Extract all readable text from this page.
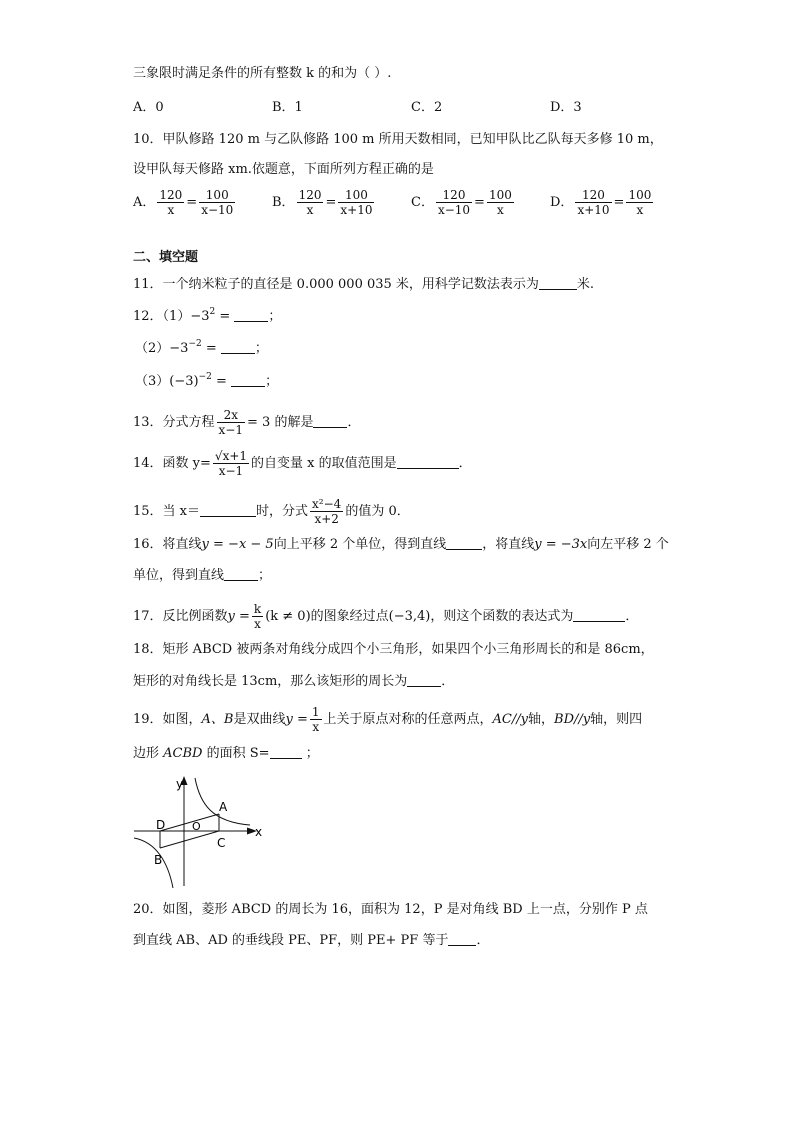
三象限时满足条件的所有整数 k 的和为（ ）.
A．0	B．1	C．2	D．3
10．甲队修路 120 m 与乙队修路 100 m 所用天数相同，已知甲队比乙队每天多修 10 m，
设甲队每天修路 xm.依题意，下面所列方程正确的是
A． $\frac{120}{x} = \frac{100}{x-10}$	B． $\frac{120}{x} = \frac{100}{x+10}$	C． $\frac{120}{x-10} = \frac{100}{x}$	D． $\frac{120}{x+10} = \frac{100}{x}$
二、填空题
11．一个纳米粒子的直径是 0.000 000 035 米，用科学记数法表示为	米.
12．$(1)-3^2$ =	；
$(2)-3^{-2}$ =	；
$(3)(-3)^{-2}$ =	；
13．分式方程 $\frac{2x}{x-1} = 3$ 的解是	．
14．函数 $y= \frac{√x+1}{x-1}$ 的自变量 x 的取值范围是	．
15．当 x＝	时，分式 $\frac{\text{x²−4}}{x+2}$ 的值为 0．
16．将直线y = −x − 5向上平移 2 个单位，得到直线	，将直线y = −3x向左平移 2 个
单位，得到直线	；
17．反比例函数$y = \frac{k}{x} (k \ne 0)$的图象经过点(−3,4)，则这个函数的表达式为	．
18．矩形 ABCD 被两条对角线分成四个小三角形，如果四个小三角形周长的和是 86cm，
矩形的对角线长是 13cm，那么该矩形的周长为	．
19．如图，A、B是双曲线$y = \frac{1}{x}$ 上关于原点对称的任意两点，AC//y轴，BD//y轴，则四
边形 ACBD 的面积 S=	；
y
x
A
B
C
D O
20．如图，菱形 ABCD 的周长为 16，面积为 12，P 是对角线 BD 上一点，分别作 P 点
到直线 AB、AD 的垂线段 PE、PF，则 PE+ PF 等于 ．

- - - - - - -

EXERCISE DETAILS: Write the listing above out again exactly, dropping each image.

EXERCISE SOLUTION:
Extract all readable text from this page.
三象限时满足条件的所有整数 k 的和为（ ）.
A．0	B．1	C．2	D．3
10．甲队修路 120 m 与乙队修路 100 m 所用天数相同，已知甲队比乙队每天多修 10 m，
设甲队每天修路 xm.依题意，下面所列方程正确的是
A． $\frac{120}{x} = \frac{100}{x-10}$	B． $\frac{120}{x} = \frac{100}{x+10}$	C． $\frac{120}{x-10} = \frac{100}{x}$	D． $\frac{120}{x+10} = \frac{100}{x}$
二、填空题
11．一个纳米粒子的直径是 0.000 000 035 米，用科学记数法表示为	米.
12．$(1)-3^2$ =	；
$(2)-3^{-2}$ =	；
$(3)(-3)^{-2}$ =	；
13．分式方程 $\frac{2x}{x-1} = 3$ 的解是	．
14．函数 $y= \frac{√x+1}{x-1}$ 的自变量 x 的取值范围是	．
15．当 x＝	时，分式 $\frac{\text{x²−4}}{x+2}$ 的值为 0．
16．将直线y = −x − 5向上平移 2 个单位，得到直线	，将直线y = −3x向左平移 2 个
单位，得到直线	；
17．反比例函数$y = \frac{k}{x} (k \ne 0)$的图象经过点(−3,4)，则这个函数的表达式为	．
18．矩形 ABCD 被两条对角线分成四个小三角形，如果四个小三角形周长的和是 86cm，
矩形的对角线长是 13cm，那么该矩形的周长为	．
19．如图，A、B是双曲线$y = \frac{1}{x}$ 上关于原点对称的任意两点，AC//y轴，BD//y轴，则四
边形 ACBD 的面积 S=	；
y
x
A
B
C
D O
20．如图，菱形 ABCD 的周长为 16，面积为 12，P 是对角线 BD 上一点，分别作 P 点
到直线 AB、AD 的垂线段 PE、PF，则 PE+ PF 等于 ．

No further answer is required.